Copy whichever lines contain the string "this".
====
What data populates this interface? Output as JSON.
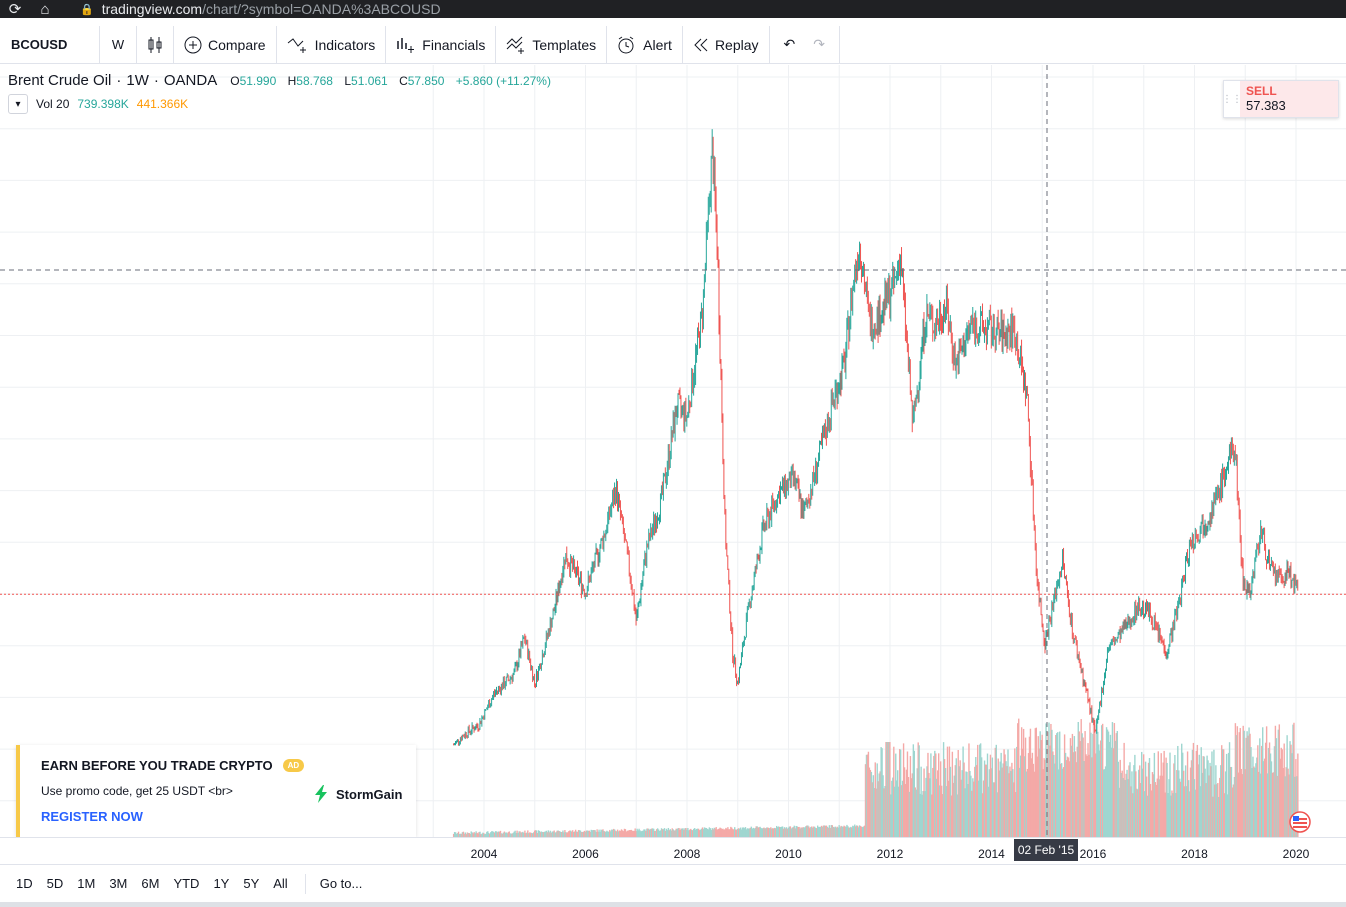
{
  "browser": {
    "url_host": "tradingview.com",
    "url_path": "/chart/?symbol=OANDA%3ABCOUSD"
  },
  "toolbar": {
    "symbol": "BCOUSD",
    "interval": "W",
    "compare_label": "Compare",
    "indicators_label": "Indicators",
    "financials_label": "Financials",
    "templates_label": "Templates",
    "alert_label": "Alert",
    "replay_label": "Replay"
  },
  "legend": {
    "title": "Brent Crude Oil",
    "sep1": "·",
    "timeframe": "1W",
    "sep2": "·",
    "exchange": "OANDA",
    "open_label": "O",
    "open": "51.990",
    "high_label": "H",
    "high": "58.768",
    "low_label": "L",
    "low": "51.061",
    "close_label": "C",
    "close": "57.850",
    "change": "+5.860 (+11.27%)",
    "vol_label": "Vol 20",
    "vol_value": "739.398K",
    "vol_ma": "441.366K"
  },
  "sell_widget": {
    "label": "SELL",
    "price": "57.383"
  },
  "ad": {
    "title": "EARN BEFORE YOU TRADE CRYPTO",
    "badge": "AD",
    "description": "Use promo code, get 25 USDT <br>",
    "link": "REGISTER NOW",
    "brand": "StormGain"
  },
  "time_axis": {
    "ticks": [
      "2004",
      "2006",
      "2008",
      "2010",
      "2012",
      "2014",
      "2016",
      "2018",
      "2020"
    ],
    "crosshair_label": "02 Feb '15"
  },
  "bottom_bar": {
    "ranges": [
      "1D",
      "5D",
      "1M",
      "3M",
      "6M",
      "YTD",
      "1Y",
      "5Y",
      "All"
    ],
    "goto_label": "Go to..."
  },
  "colors": {
    "up": "#26a69a",
    "down": "#ef5350",
    "vol_up": "#9fd6d0",
    "vol_down": "#f4a9a7",
    "grid": "#eef0f3",
    "price_line": "#ef5350"
  },
  "chart_data": {
    "type": "line",
    "title": "Brent Crude Oil · 1W · OANDA",
    "xlabel": "",
    "ylabel": "",
    "x_range": [
      2002.3,
      2020.75
    ],
    "y_range": [
      17,
      156
    ],
    "x": [
      2003.4,
      2003.6,
      2003.9,
      2004.2,
      2004.6,
      2004.8,
      2005.0,
      2005.4,
      2005.6,
      2006.0,
      2006.4,
      2006.6,
      2006.9,
      2007.0,
      2007.2,
      2007.5,
      2007.8,
      2008.0,
      2008.3,
      2008.5,
      2008.6,
      2008.75,
      2008.9,
      2009.0,
      2009.2,
      2009.5,
      2009.8,
      2010.1,
      2010.3,
      2010.5,
      2010.7,
      2010.9,
      2011.1,
      2011.3,
      2011.4,
      2011.6,
      2011.8,
      2012.1,
      2012.2,
      2012.45,
      2012.7,
      2012.9,
      2013.1,
      2013.3,
      2013.6,
      2013.9,
      2014.2,
      2014.45,
      2014.7,
      2014.9,
      2015.05,
      2015.4,
      2015.6,
      2015.9,
      2016.05,
      2016.3,
      2016.5,
      2016.9,
      2017.1,
      2017.45,
      2017.7,
      2017.9,
      2018.1,
      2018.4,
      2018.7,
      2018.8,
      2018.95,
      2019.1,
      2019.3,
      2019.5,
      2019.7,
      2019.85,
      2020.05
    ],
    "values": [
      28,
      30,
      32,
      38,
      42,
      49,
      40,
      55,
      65,
      58,
      70,
      78,
      60,
      52,
      66,
      76,
      94,
      92,
      112,
      144,
      124,
      70,
      46,
      40,
      54,
      70,
      77,
      80,
      73,
      80,
      88,
      96,
      102,
      120,
      126,
      110,
      112,
      118,
      124,
      90,
      112,
      110,
      114,
      102,
      110,
      109,
      108,
      109,
      96,
      60,
      48,
      64,
      50,
      37,
      30,
      47,
      49,
      55,
      54,
      46,
      56,
      67,
      70,
      75,
      84,
      86,
      60,
      58,
      70,
      62,
      60,
      62,
      57.38
    ],
    "current_price": 57.383,
    "volume_note": "volume histogram (Vol 20) at bottom, green/red"
  }
}
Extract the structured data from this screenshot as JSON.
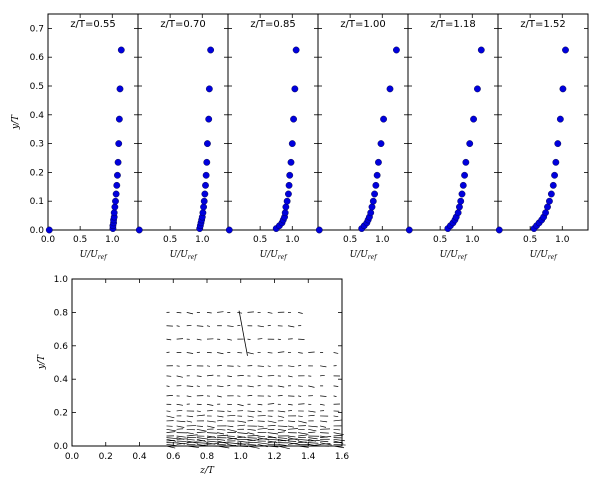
{
  "chart_data": [
    {
      "type": "scatter",
      "panels": [
        {
          "title": "z/T=0.55",
          "x": [
            0.02,
            1.01,
            1.01,
            1.02,
            1.02,
            1.03,
            1.03,
            1.04,
            1.05,
            1.06,
            1.07,
            1.08,
            1.09,
            1.1,
            1.11,
            1.12,
            1.14
          ],
          "y": [
            0.0,
            0.005,
            0.015,
            0.025,
            0.035,
            0.045,
            0.06,
            0.08,
            0.1,
            0.125,
            0.155,
            0.19,
            0.235,
            0.3,
            0.385,
            0.49,
            0.625
          ]
        },
        {
          "title": "z/T=0.70",
          "x": [
            0.02,
            0.96,
            0.97,
            0.98,
            0.99,
            1.0,
            1.01,
            1.02,
            1.03,
            1.04,
            1.05,
            1.06,
            1.07,
            1.08,
            1.1,
            1.11,
            1.13
          ],
          "y": [
            0.0,
            0.005,
            0.015,
            0.025,
            0.035,
            0.045,
            0.06,
            0.08,
            0.1,
            0.125,
            0.155,
            0.19,
            0.235,
            0.3,
            0.385,
            0.49,
            0.625
          ]
        },
        {
          "title": "z/T=0.85",
          "x": [
            0.02,
            0.75,
            0.8,
            0.84,
            0.86,
            0.88,
            0.89,
            0.9,
            0.92,
            0.94,
            0.95,
            0.96,
            0.98,
            1.0,
            1.02,
            1.04,
            1.06
          ],
          "y": [
            0.0,
            0.005,
            0.015,
            0.025,
            0.035,
            0.045,
            0.06,
            0.08,
            0.1,
            0.125,
            0.155,
            0.19,
            0.235,
            0.3,
            0.385,
            0.49,
            0.625
          ]
        },
        {
          "title": "z/T=1.00",
          "x": [
            0.02,
            0.68,
            0.72,
            0.76,
            0.78,
            0.8,
            0.82,
            0.84,
            0.86,
            0.88,
            0.9,
            0.92,
            0.94,
            0.98,
            1.02,
            1.12,
            1.22
          ],
          "y": [
            0.0,
            0.005,
            0.015,
            0.025,
            0.035,
            0.045,
            0.06,
            0.08,
            0.1,
            0.125,
            0.155,
            0.19,
            0.235,
            0.3,
            0.385,
            0.49,
            0.625
          ]
        },
        {
          "title": "z/T=1.18",
          "x": [
            0.02,
            0.62,
            0.66,
            0.7,
            0.73,
            0.75,
            0.78,
            0.8,
            0.82,
            0.84,
            0.86,
            0.88,
            0.9,
            0.96,
            1.02,
            1.08,
            1.14
          ],
          "y": [
            0.0,
            0.005,
            0.015,
            0.025,
            0.035,
            0.045,
            0.06,
            0.08,
            0.1,
            0.125,
            0.155,
            0.19,
            0.235,
            0.3,
            0.385,
            0.49,
            0.625
          ]
        },
        {
          "title": "z/T=1.52",
          "x": [
            0.02,
            0.56,
            0.6,
            0.64,
            0.68,
            0.71,
            0.74,
            0.77,
            0.8,
            0.83,
            0.86,
            0.88,
            0.9,
            0.93,
            0.97,
            1.01,
            1.05
          ],
          "y": [
            0.0,
            0.005,
            0.015,
            0.025,
            0.035,
            0.045,
            0.06,
            0.08,
            0.1,
            0.125,
            0.155,
            0.19,
            0.235,
            0.3,
            0.385,
            0.49,
            0.625
          ]
        }
      ],
      "xlim": [
        0,
        1.4
      ],
      "ylim": [
        0,
        0.75
      ],
      "xticks": [
        "0.0",
        "0.5",
        "1.0"
      ],
      "xticks_last": [
        "0.0",
        "0.5",
        "1.0"
      ],
      "yticks": [
        "0.0",
        "0.1",
        "0.2",
        "0.3",
        "0.4",
        "0.5",
        "0.6",
        "0.7"
      ],
      "xlabel": "U/U_ref",
      "ylabel": "y/T",
      "marker_color": "#0000dd"
    },
    {
      "type": "quiver",
      "xlabel": "z/T",
      "ylabel": "y/T",
      "xlim": [
        0.0,
        1.6
      ],
      "ylim": [
        0.0,
        1.0
      ],
      "xticks": [
        "0.0",
        "0.2",
        "0.4",
        "0.6",
        "0.8",
        "1.0",
        "1.2",
        "1.4",
        "1.6"
      ],
      "yticks": [
        "0.0",
        "0.2",
        "0.4",
        "0.6",
        "0.8",
        "1.0"
      ],
      "columns_z": [
        0.56,
        0.62,
        0.68,
        0.74,
        0.8,
        0.86,
        0.92,
        0.98,
        1.04,
        1.1,
        1.16,
        1.22,
        1.28,
        1.34,
        1.4,
        1.47,
        1.55
      ],
      "rows_y": [
        0.0,
        0.01,
        0.02,
        0.03,
        0.04,
        0.05,
        0.06,
        0.08,
        0.1,
        0.12,
        0.15,
        0.18,
        0.21,
        0.25,
        0.3,
        0.36,
        0.42,
        0.48,
        0.56,
        0.64,
        0.72,
        0.8
      ],
      "outlier": {
        "z": 1.04,
        "y": 0.54,
        "dz": -0.05,
        "dy": 0.27
      },
      "arrow_color": "#000000"
    }
  ]
}
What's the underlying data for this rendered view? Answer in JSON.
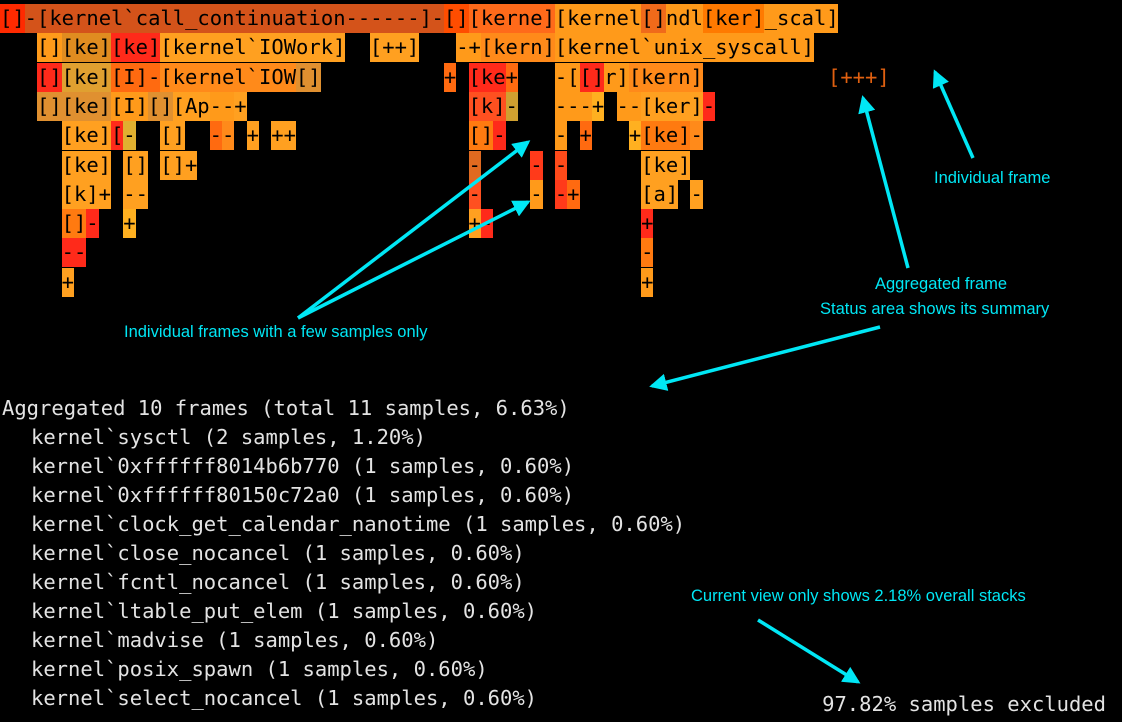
{
  "flame": {
    "rows": [
      [
        [
          "[]",
          "#ff2a00"
        ],
        [
          "-",
          "#d4531a"
        ],
        [
          "[kernel`call_continuation------]",
          "#d4531a"
        ],
        [
          "-",
          "#d4531a"
        ],
        [
          "[]",
          "#ff4d00"
        ],
        [
          "[kerne]",
          "#ff6a1a"
        ],
        [
          "[kernel`hndl_unix_scal]",
          "#ff9a1a"
        ],
        [
          "[]",
          "#f06a1a"
        ],
        [
          "[ker]",
          "#ff7a00"
        ]
      ],
      [
        [
          "[]",
          "#ff9a1a"
        ],
        [
          "[ke]",
          "#e08c20"
        ],
        [
          "[ke]",
          "#ff2a1a"
        ],
        [
          "[kernel`IOWork]",
          "#ffa020"
        ],
        [
          "[++]",
          "#ffa020"
        ],
        [
          "-+",
          "#ff9a1a"
        ],
        [
          "[kern]",
          "#ff8a1a"
        ],
        [
          "[kernel`unix_syscall]",
          "#ff9a1a"
        ]
      ],
      [
        [
          "[]",
          "#ff2a1a"
        ],
        [
          "[ke]",
          "#e0a030"
        ],
        [
          "[I]",
          "#ff6a10"
        ],
        [
          "-",
          "#ff6a10"
        ],
        [
          "[kernel`IOW]",
          "#ff8a1a"
        ],
        [
          "[]",
          "#e09030"
        ],
        [
          "+",
          "#ff6a10"
        ],
        [
          "[ke]",
          "#ff2a1a"
        ],
        [
          "+",
          "#ff6a10"
        ],
        [
          "-",
          "#ff9a1a"
        ],
        [
          "[ker]",
          "#ff9a1a"
        ],
        [
          "[]",
          "#ff2a1a"
        ],
        [
          "[kern]",
          "#ff8a1a"
        ]
      ],
      [
        [
          "[]",
          "#e09030"
        ],
        [
          "[ke]",
          "#e09030"
        ],
        [
          "[I]",
          "#ff9a1a"
        ],
        [
          "[]",
          "#e09030"
        ],
        [
          "[App]",
          "#ffa020"
        ],
        [
          "--",
          "#ff9a1a"
        ],
        [
          "+",
          "#ffa020"
        ],
        [
          "[k]",
          "#ff5020"
        ],
        [
          "-",
          "#d0a030"
        ],
        [
          "---",
          "#ff9a1a"
        ],
        [
          "+",
          "#ffb020"
        ],
        [
          "--",
          "#ff9a1a"
        ],
        [
          "[ker]",
          "#ffa020"
        ],
        [
          "-",
          "#ff2a1a"
        ]
      ],
      [
        [
          "[ke]",
          "#ffa020"
        ],
        [
          "[]",
          "#ff2a1a"
        ],
        [
          "-",
          "#e0b030"
        ],
        [
          "[]",
          "#ffa020"
        ],
        [
          "-",
          "#ff6a10"
        ],
        [
          "-",
          "#ff8a1a"
        ],
        [
          "+",
          "#ffa020"
        ],
        [
          "++",
          "#ffa020"
        ],
        [
          "[]",
          "#ff7a10"
        ],
        [
          "-",
          "#ff2a1a"
        ],
        [
          "-",
          "#ff9a1a"
        ],
        [
          "+",
          "#ff6a10"
        ],
        [
          "+",
          "#ffb020"
        ],
        [
          "[ke]",
          "#ff7a10"
        ],
        [
          "-",
          "#ff8a1a"
        ]
      ],
      [
        [
          "[ke]",
          "#ffa020"
        ],
        [
          "[]",
          "#ffa020"
        ],
        [
          "[]",
          "#ffa020"
        ],
        [
          "+",
          "#ffa020"
        ],
        [
          "-",
          "#e06a20"
        ],
        [
          "-",
          "#ff3a1a"
        ],
        [
          "-",
          "#ff4a1a"
        ],
        [
          "[ke]",
          "#ffa020"
        ]
      ],
      [
        [
          "[k]",
          "#ffa020"
        ],
        [
          "+",
          "#ffa020"
        ],
        [
          "-",
          "#ffa020"
        ],
        [
          "-",
          "#ffa020"
        ],
        [
          "-",
          "#ff5020"
        ],
        [
          "-",
          "#ff9a1a"
        ],
        [
          "-",
          "#ff3a1a"
        ],
        [
          "+",
          "#ff6a10"
        ],
        [
          "[a]",
          "#ffa020"
        ],
        [
          "-",
          "#ffa020"
        ]
      ],
      [
        [
          "[]",
          "#ff7a10"
        ],
        [
          "-",
          "#ff2a1a"
        ],
        [
          "+",
          "#ffb020"
        ],
        [
          "++",
          "#ffa020"
        ],
        [
          "-",
          "#ff2a1a"
        ],
        [
          "+",
          "#ff2a1a"
        ]
      ],
      [
        [
          "--",
          "#ff2a1a"
        ],
        [
          "-",
          "#ff7a10"
        ]
      ],
      [
        [
          "+",
          "#ffa020"
        ],
        [
          "+",
          "#ff9a1a"
        ]
      ]
    ],
    "aggregate_label": "[+++]"
  },
  "annotations": {
    "individual_frame": "Individual frame",
    "few_samples": "Individual frames with a few samples only",
    "aggregated_line1": "Aggregated frame",
    "aggregated_line2": "Status area shows its summary",
    "current_view": "Current view only shows 2.18% overall stacks",
    "accent": "#00e7f5"
  },
  "status": {
    "header": "Aggregated 10 frames (total 11 samples, 6.63%)",
    "items": [
      "kernel`sysctl (2 samples, 1.20%)",
      "kernel`0xffffff8014b6b770 (1 samples, 0.60%)",
      "kernel`0xffffff80150c72a0 (1 samples, 0.60%)",
      "kernel`clock_get_calendar_nanotime (1 samples, 0.60%)",
      "kernel`close_nocancel (1 samples, 0.60%)",
      "kernel`fcntl_nocancel (1 samples, 0.60%)",
      "kernel`ltable_put_elem (1 samples, 0.60%)",
      "kernel`madvise (1 samples, 0.60%)",
      "kernel`posix_spawn (1 samples, 0.60%)",
      "kernel`select_nocancel (1 samples, 0.60%)"
    ],
    "excluded": "97.82% samples excluded"
  }
}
====
**FINAL RESULT**
What data populates this interface? Output as JSON.
Extract the structured data from this screenshot as JSON.
What's the underlying data for this rendered view? Answer in JSON.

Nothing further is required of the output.